* GIVEN EXERCISE
Search the records for the word "tiêu" and pick out every line that has it.

begin

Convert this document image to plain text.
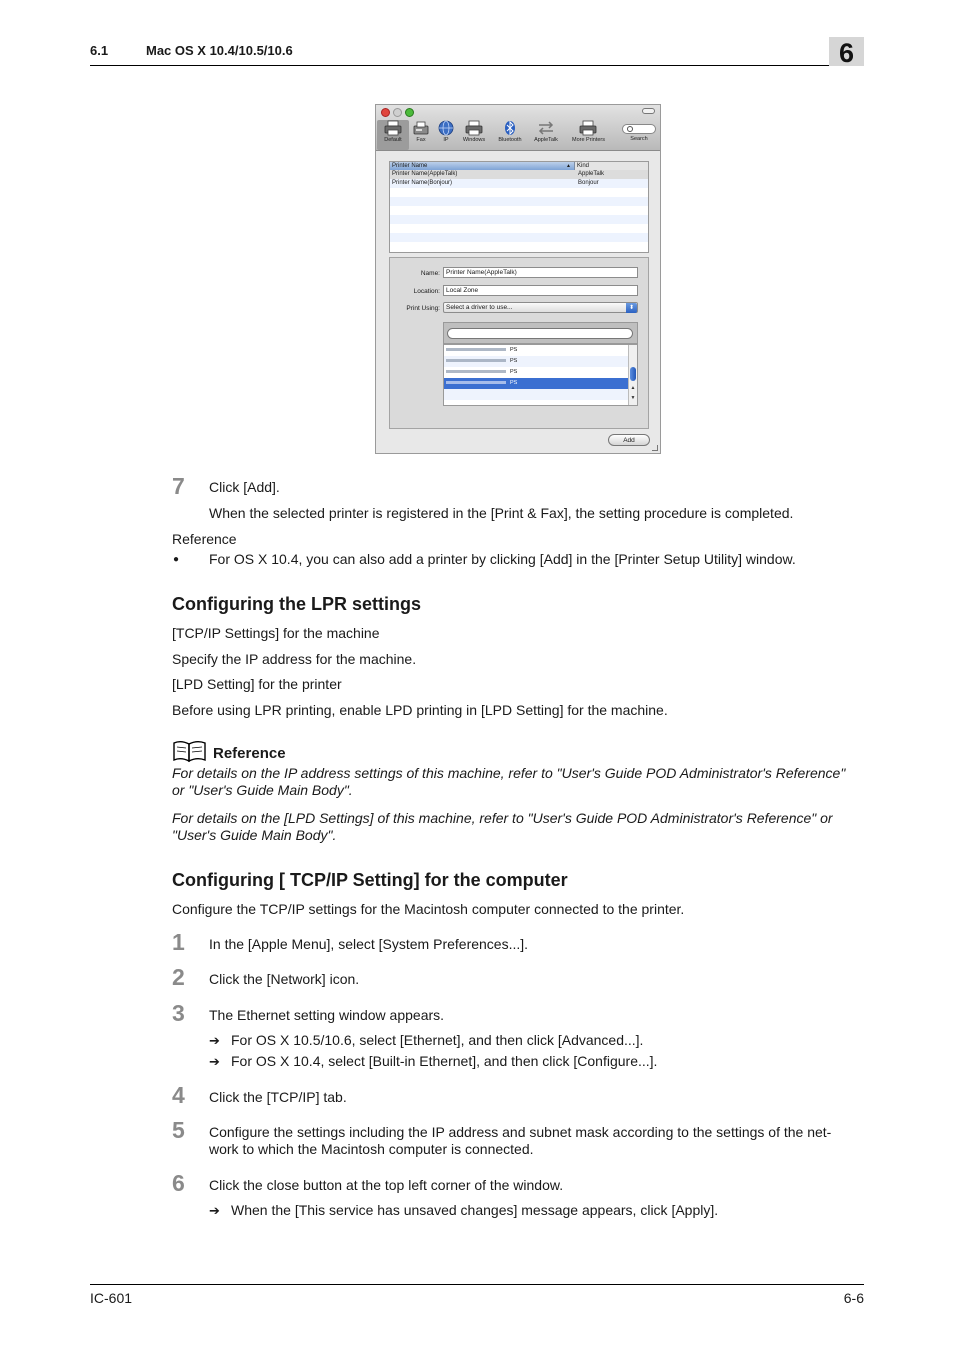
6.1	Mac OS X 10.4/10.5/10.6	6
Default	Fax	IP	Windows	Bluetooth	AppleTalk	More Printers	Search
Printer Name	▲	Kind
Printer Name(AppleTalk)	AppleTalk
Printer Name(Bonjour)	Bonjour
Name: Printer Name(AppleTalk)
Location: Local Zone
Print Using: Select a driver to use...	⬍
PS
PS
PS
PS
▲
▼
Add
7 Click [Add].
When the selected printer is registered in the [Print & Fax], the setting procedure is completed.
Reference
● For OS X 10.4, you can also add a printer by clicking [Add] in the [Printer Setup Utility] window.
Configuring the LPR settings
[TCP/IP Settings] for the machine
Specify the IP address for the machine.
[LPD Setting] for the printer
Before using LPR printing, enable LPD printing in [LPD Setting] for the machine.
Reference
For details on the IP address settings of this machine, refer to "User's Guide POD Administrator's Reference"
or "User's Guide Main Body".
For details on the [LPD Settings] of this machine, refer to "User's Guide POD Administrator's Reference" or
"User's Guide Main Body".
Configuring [ TCP/IP Setting] for the computer
Configure the TCP/IP settings for the Macintosh computer connected to the printer.
1 In the [Apple Menu], select [System Preferences...].
2 Click the [Network] icon.
3 The Ethernet setting window appears.
➔ For OS X 10.5/10.6, select [Ethernet], and then click [Advanced...].
➔ For OS X 10.4, select [Built-in Ethernet], and then click [Configure...].
4 Click the [TCP/IP] tab.
5 Configure the settings including the IP address and subnet mask according to the settings of the net-
work to which the Macintosh computer is connected.
6 Click the close button at the top left corner of the window.
➔ When the [This service has unsaved changes] message appears, click [Apply].
IC-601	6-6
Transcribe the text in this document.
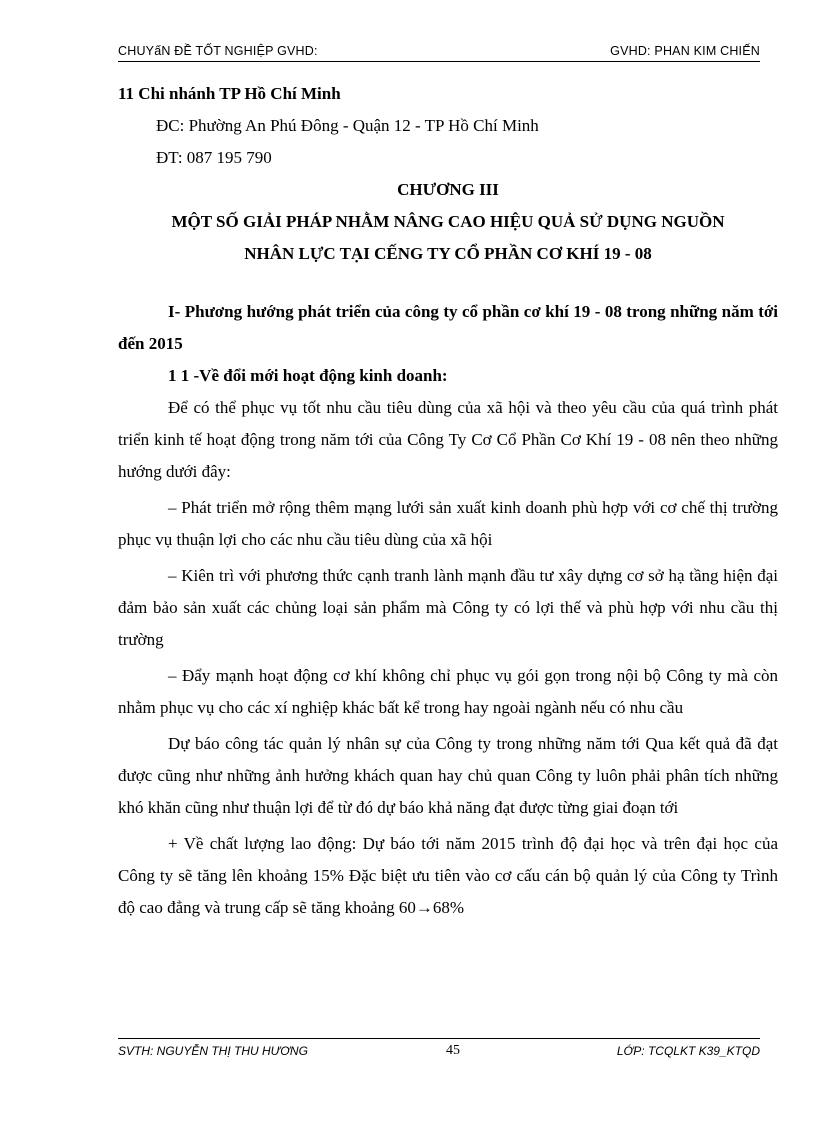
CHUYấN ĐỀ TỐT NGHIỆP GVHD:	GVHD: PHAN KIM CHIẾN

11 Chi nhánh TP Hồ Chí Minh

ĐC: Phường An Phú Đông - Quận 12 - TP Hồ Chí Minh

ĐT: 087 195 790

CHƯƠNG III

MỘT SỐ GIẢI PHÁP NHẰM NÂNG CAO HIỆU QUẢ SỬ DỤNG NGUỒN

NHÂN LỰC TẠI CẾNG TY CỔ PHẦN CƠ KHÍ 19 - 08

I- Phương hướng phát triển của công ty cổ phần cơ khí 19 - 08 trong những năm tới đến 2015

1 1 -Về đổi mới hoạt động kinh doanh:

Để có thể phục vụ tốt nhu cầu tiêu dùng của xã hội và theo yêu cầu của quá trình phát triển kinh tế hoạt động trong năm tới của Công Ty Cơ Cổ Phần Cơ Khí 19 - 08 nên theo những hướng dưới đây:

– Phát triển mở rộng thêm mạng lưới sản xuất kinh doanh phù hợp với cơ chế thị trường phục vụ thuận lợi cho các nhu cầu tiêu dùng của xã hội

– Kiên trì với phương thức cạnh tranh lành mạnh đầu tư xây dựng cơ sở hạ tầng hiện đại đảm bảo sản xuất các chủng loại sản phẩm mà Công ty có lợi thế và phù hợp với nhu cầu thị trường

– Đẩy mạnh hoạt động cơ khí không chỉ phục vụ gói gọn trong nội bộ Công ty mà còn nhằm phục vụ cho các xí nghiệp khác bất kể trong hay ngoài ngành nếu có nhu cầu

Dự báo công tác quản lý nhân sự của Công ty trong những năm tới Qua kết quả đã đạt được cũng như những ảnh hưởng khách quan hay chủ quan Công ty luôn phải phân tích những khó khăn cũng như thuận lợi để từ đó dự báo khả năng đạt được từng giai đoạn tới

+ Về chất lượng lao động: Dự báo tới năm 2015 trình độ đại học và trên đại học của Công ty sẽ tăng lên khoảng 15% Đặc biệt ưu tiên vào cơ cấu cán bộ quản lý của Công ty Trình độ cao đẳng và trung cấp sẽ tăng khoảng 60→68%

SVTH: NGUYỄN THỊ THU HƯƠNG	45	LỚP: TCQLKT K39_KTQD
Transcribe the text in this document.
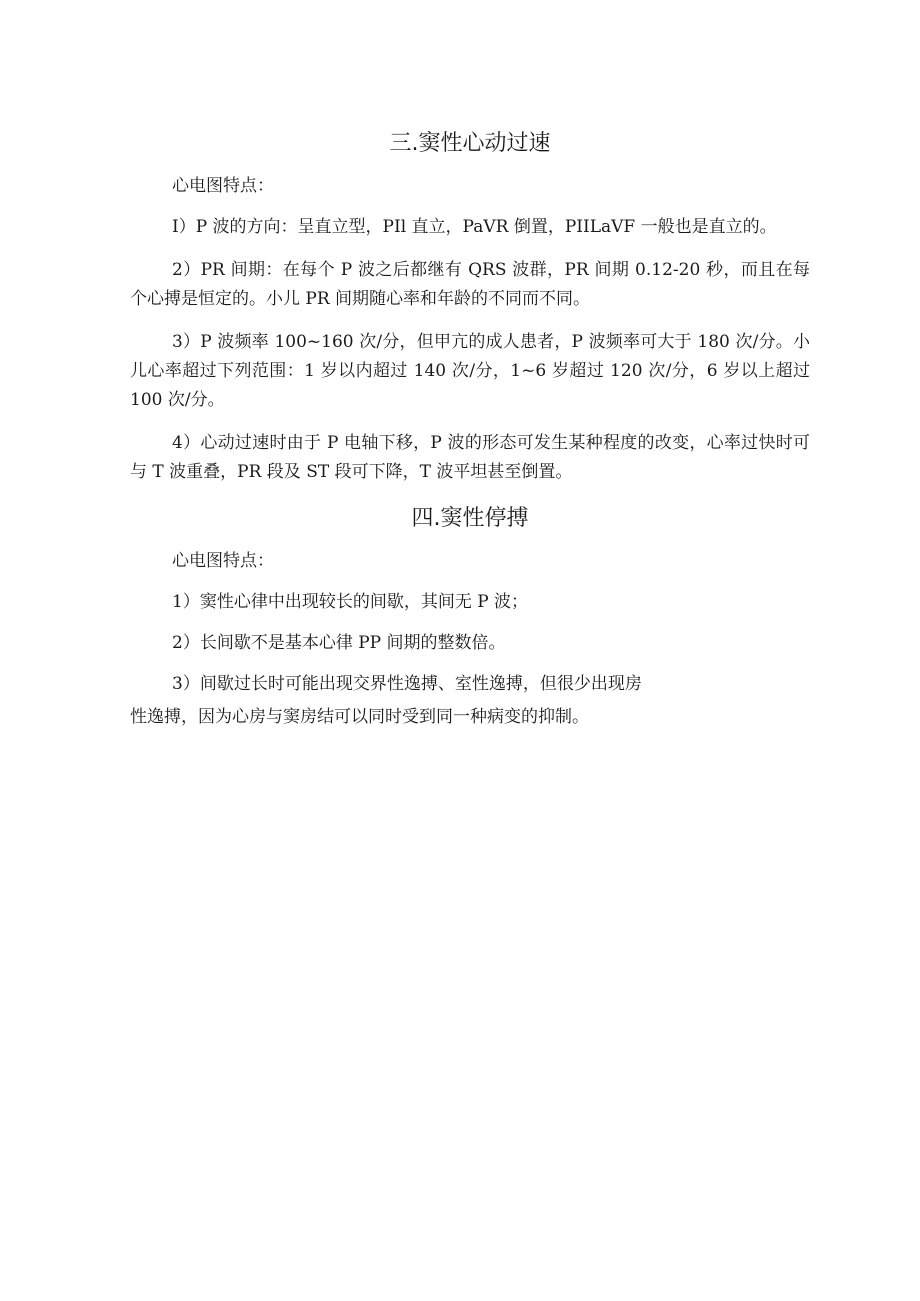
三.窦性心动过速

心电图特点：

I）P 波的方向：呈直立型，PIl 直立，PaVR 倒置，PIILaVF 一般也是直立的。

2）PR 间期：在每个 P 波之后都继有 QRS 波群，PR 间期 0.12-20 秒，而且在每个心搏是恒定的。小儿 PR 间期随心率和年龄的不同而不同。

3）P 波频率 100~160 次/分，但甲亢的成人患者，P 波频率可大于 180 次/分。小儿心率超过下列范围：1 岁以内超过 140 次/分，1~6 岁超过 120 次/分，6 岁以上超过 100 次/分。

4）心动过速时由于 P 电轴下移，P 波的形态可发生某种程度的改变，心率过快时可与 T 波重叠，PR 段及 ST 段可下降，T 波平坦甚至倒置。

四.窦性停搏

心电图特点：

1）窦性心律中出现较长的间歇，其间无 P 波；

2）长间歇不是基本心律 PP 间期的整数倍。

3）间歇过长时可能出现交界性逸搏、室性逸搏，但很少出现房

性逸搏，因为心房与窦房结可以同时受到同一种病变的抑制。
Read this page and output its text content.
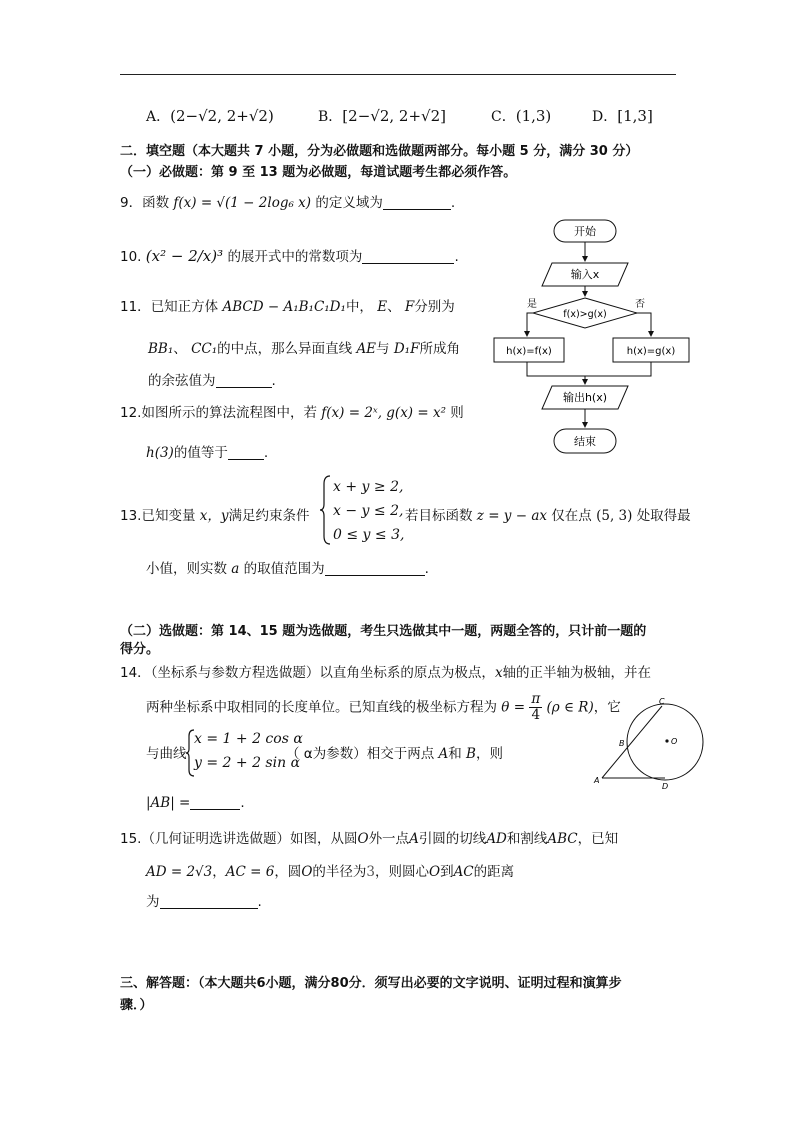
A．(2−√2, 2+√2)	B．[2−√2, 2+√2]	C．(1,3)	D．[1,3]
二．填空题（本大题共 7 小题，分为必做题和选做题两部分。每小题 5 分，满分 30 分）
（一）必做题：第 9 至 13 题为必做题，每道试题考生都必须作答。
9．函数 f(x) = √(1 − 2log₆ x) 的定义域为	.
10. (x² − 2/x)³ 的展开式中的常数项为	.
11．已知正方体 ABCD − A₁B₁C₁D₁中， E、 F分别为
BB₁、 CC₁的中点，那么异面直线 AE与 D₁F所成角
的余弦值为	.
12.如图所示的算法流程图中，若 f(x) = 2ˣ, g(x) = x² 则
h(3)的值等于	.
13.已知变量 x，y满足约束条件
x + y ≥ 2,
x − y ≤ 2,
0 ≤ y ≤ 3,
若目标函数 z = y − ax 仅在点 (5, 3) 处取得最
小值，则实数 a 的取值范围为	.
（二）选做题：第 14、15 题为选做题，考生只选做其中一题，两题全答的，只计前一题的
得分。
14．（坐标系与参数方程选做题）以直角坐标系的原点为极点，x轴的正半轴为极轴，并在
两种坐标系中取相同的长度单位。已知直线的极坐标方程为 $\theta = \frac{\pi}{4} (\rho$ ∈ R)，它
与曲线
x = 1 + 2 cos α
y = 2 + 2 sin α
（ α为参数）相交于两点 A和 B，则
|AB| =	.
15.（几何证明选讲选做题）如图，从圆O外一点A引圆的切线AD和割线ABC，已知
AD = 2√3，AC = 6，圆O的半径为3，则圆心O到AC的距离
为	.
三、解答题：（本大题共6小题，满分80分．须写出必要的文字说明、证明过程和演算步
骤．）
开始
输入x
f(x)>g(x)
是	否
h(x)=f(x)	h(x)=g(x)
输出h(x)
结束
C
B	O
A
D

end

* COMPLETE ANSWER
Để có thể phục vụ tốt nhu cầu tiêu dùng của xã hội và theo yêu cầu của quá trình phát triển kinh tế hoạt động trong năm tới của Công Ty Cơ Cổ Phần Cơ Khí 19 - 08 nên theo những hướng dưới đây:
– Phát triển mở rộng thêm mạng lưới sản xuất kinh doanh phù hợp với cơ chế thị trường phục vụ thuận lợi cho các nhu cầu tiêu dùng của xã hội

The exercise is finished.